Bounding box entries:
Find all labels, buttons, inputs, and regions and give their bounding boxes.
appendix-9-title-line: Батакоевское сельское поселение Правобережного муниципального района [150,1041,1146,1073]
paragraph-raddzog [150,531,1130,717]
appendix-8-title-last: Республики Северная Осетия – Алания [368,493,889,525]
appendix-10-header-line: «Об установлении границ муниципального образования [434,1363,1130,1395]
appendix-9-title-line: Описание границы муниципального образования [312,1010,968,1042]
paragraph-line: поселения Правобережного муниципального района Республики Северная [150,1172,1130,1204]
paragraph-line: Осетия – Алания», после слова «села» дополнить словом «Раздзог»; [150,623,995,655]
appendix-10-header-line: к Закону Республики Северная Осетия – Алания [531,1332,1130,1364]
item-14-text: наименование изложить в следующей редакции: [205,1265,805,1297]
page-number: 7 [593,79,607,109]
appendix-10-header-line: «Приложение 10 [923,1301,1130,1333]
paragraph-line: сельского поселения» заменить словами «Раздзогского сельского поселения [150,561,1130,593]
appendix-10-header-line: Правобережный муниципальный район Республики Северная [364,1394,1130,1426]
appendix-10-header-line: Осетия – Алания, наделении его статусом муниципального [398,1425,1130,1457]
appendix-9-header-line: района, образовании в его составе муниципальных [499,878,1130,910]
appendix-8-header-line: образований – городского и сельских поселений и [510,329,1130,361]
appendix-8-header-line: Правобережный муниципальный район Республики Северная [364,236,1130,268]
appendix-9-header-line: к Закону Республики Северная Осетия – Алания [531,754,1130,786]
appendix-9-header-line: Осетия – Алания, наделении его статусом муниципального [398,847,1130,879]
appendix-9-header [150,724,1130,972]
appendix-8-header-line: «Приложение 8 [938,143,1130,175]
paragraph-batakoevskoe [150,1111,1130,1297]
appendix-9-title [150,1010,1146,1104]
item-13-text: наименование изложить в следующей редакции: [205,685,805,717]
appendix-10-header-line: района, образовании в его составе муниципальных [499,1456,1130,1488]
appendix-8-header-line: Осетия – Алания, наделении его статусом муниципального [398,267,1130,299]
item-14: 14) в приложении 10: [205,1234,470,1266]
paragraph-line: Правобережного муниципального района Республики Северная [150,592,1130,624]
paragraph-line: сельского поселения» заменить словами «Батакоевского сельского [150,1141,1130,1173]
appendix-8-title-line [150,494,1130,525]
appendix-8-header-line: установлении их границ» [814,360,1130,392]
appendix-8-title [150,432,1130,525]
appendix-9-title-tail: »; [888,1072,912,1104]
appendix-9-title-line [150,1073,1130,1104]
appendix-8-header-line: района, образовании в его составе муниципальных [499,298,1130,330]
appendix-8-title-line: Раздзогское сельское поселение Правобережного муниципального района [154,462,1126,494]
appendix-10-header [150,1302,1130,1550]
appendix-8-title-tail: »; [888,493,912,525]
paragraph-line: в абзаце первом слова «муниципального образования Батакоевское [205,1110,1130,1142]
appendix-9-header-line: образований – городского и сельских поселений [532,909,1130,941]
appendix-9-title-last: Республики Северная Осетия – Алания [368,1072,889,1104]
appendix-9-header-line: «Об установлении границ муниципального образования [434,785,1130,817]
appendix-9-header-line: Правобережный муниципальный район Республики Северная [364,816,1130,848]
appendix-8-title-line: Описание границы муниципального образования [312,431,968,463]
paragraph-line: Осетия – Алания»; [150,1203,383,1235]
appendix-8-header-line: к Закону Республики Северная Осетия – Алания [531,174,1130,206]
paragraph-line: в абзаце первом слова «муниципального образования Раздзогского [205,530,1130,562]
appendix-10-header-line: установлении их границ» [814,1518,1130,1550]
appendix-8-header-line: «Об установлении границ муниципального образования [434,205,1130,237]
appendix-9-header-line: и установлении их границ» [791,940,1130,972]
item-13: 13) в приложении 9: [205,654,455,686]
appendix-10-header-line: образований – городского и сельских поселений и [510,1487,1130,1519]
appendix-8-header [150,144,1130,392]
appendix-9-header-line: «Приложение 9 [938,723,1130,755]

→ **TASK STATEMENT**
Give the listing above as a Markdown table with the columns Number and Record line, one numbered row per line, leaving out blank lines.

→ **CORRECT OUTPUT**
| Number | Record line |
|---|---|
| 1 | Find all labels, buttons, inputs, and regions and give their bounding boxes. |
| 2 | appendix-9-title-line: Батакоевское сельское поселение Правобережного муниципального района [150,1041,1146,1073] |
| 3 | paragraph-raddzog [150,531,1130,717] |
| 4 | appendix-8-title-last: Республики Северная Осетия – Алания [368,493,889,525] |
| 5 | appendix-10-header-line: «Об установлении границ муниципального образования [434,1363,1130,1395] |
| 6 | appendix-9-title-line: Описание границы муниципального образования [312,1010,968,1042] |
| 7 | paragraph-line: поселения Правобережного муниципального района Республики Северная [150,1172,1130,1204] |
| 8 | paragraph-line: Осетия – Алания», после слова «села» дополнить словом «Раздзог»; [150,623,995,655] |
| 9 | appendix-10-header-line: к Закону Республики Северная Осетия – Алания [531,1332,1130,1364] |
| 10 | item-14-text: наименование изложить в следующей редакции: [205,1265,805,1297] |
| 11 | page-number: 7 [593,79,607,109] |
| 12 | appendix-10-header-line: «Приложение 10 [923,1301,1130,1333] |
| 13 | paragraph-line: сельского поселения» заменить словами «Раздзогского сельского поселения [150,561,1130,593] |
| 14 | appendix-10-header-line: Правобережный муниципальный район Республики Северная [364,1394,1130,1426] |
| 15 | appendix-10-header-line: Осетия – Алания, наделении его статусом муниципального [398,1425,1130,1457] |
| 16 | appendix-9-header-line: района, образовании в его составе муниципальных [499,878,1130,910] |
| 17 | appendix-8-header-line: образований – городского и сельских поселений и [510,329,1130,361] |
| 18 | appendix-8-header-line: Правобережный муниципальный район Республики Северная [364,236,1130,268] |
| 19 | appendix-9-header-line: к Закону Республики Северная Осетия – Алания [531,754,1130,786] |
| 20 | appendix-9-header-line: Осетия – Алания, наделении его статусом муниципального [398,847,1130,879] |
| 21 | appendix-9-header [150,724,1130,972] |
| 22 | appendix-8-header-line: «Приложение 8 [938,143,1130,175] |
| 23 | paragraph-batakoevskoe [150,1111,1130,1297] |
| 24 | appendix-9-title [150,1010,1146,1104] |
| 25 | item-13-text: наименование изложить в следующей редакции: [205,685,805,717] |
| 26 | appendix-10-header-line: района, образовании в его составе муниципальных [499,1456,1130,1488] |
| 27 | appendix-8-header-line: Осетия – Алания, наделении его статусом муниципального [398,267,1130,299] |
| 28 | item-14: 14) в приложении 10: [205,1234,470,1266] |
| 29 | paragraph-line: Правобережного муниципального района Республики Северная [150,592,1130,624] |
| 30 | paragraph-line: сельского поселения» заменить словами «Батакоевского сельского [150,1141,1130,1173] |
| 31 | appendix-8-title-line [150,494,1130,525] |
| 32 | appendix-8-header-line: установлении их границ» [814,360,1130,392] |
| 33 | appendix-8-title [150,432,1130,525] |
| 34 | appendix-9-title-tail: »; [888,1072,912,1104] |
| 35 | appendix-9-title-line [150,1073,1130,1104] |
| 36 | appendix-8-header-line: района, образовании в его составе муниципальных [499,298,1130,330] |
| 37 | appendix-8-title-line: Раздзогское сельское поселение Правобережного муниципального района [154,462,1126,494] |
| 38 | appendix-10-header [150,1302,1130,1550] |
| 39 | appendix-8-title-tail: »; [888,493,912,525] |
| 40 | paragraph-line: в абзаце первом слова «муниципального образования Батакоевское [205,1110,1130,1142] |
| 41 | appendix-9-header-line: образований – городского и сельских поселений [532,909,1130,941] |
| 42 | appendix-9-title-last: Республики Северная Осетия – Алания [368,1072,889,1104] |
| 43 | appendix-9-header-line: «Об установлении границ муниципального образования [434,785,1130,817] |
| 44 | appendix-9-header-line: Правобережный муниципальный район Республики Северная [364,816,1130,848] |
| 45 | appendix-8-title-line: Описание границы муниципального образования [312,431,968,463] |
| 46 | paragraph-line: Осетия – Алания»; [150,1203,383,1235] |
| 47 | appendix-8-header-line: к Закону Республики Северная Осетия – Алания [531,174,1130,206] |
| 48 | paragraph-line: в абзаце первом слова «муниципального образования Раздзогского [205,530,1130,562] |
| 49 | appendix-10-header-line: установлении их границ» [814,1518,1130,1550] |
| 50 | appendix-8-header-line: «Об установлении границ муниципального образования [434,205,1130,237] |
| 51 | appendix-9-header-line: и установлении их границ» [791,940,1130,972] |
| 52 | item-13: 13) в приложении 9: [205,654,455,686] |
| 53 | appendix-10-header-line: образований – городского и сельских поселений и [510,1487,1130,1519] |
| 54 | appendix-8-header [150,144,1130,392] |
| 55 | appendix-9-header-line: «Приложение 9 [938,723,1130,755] |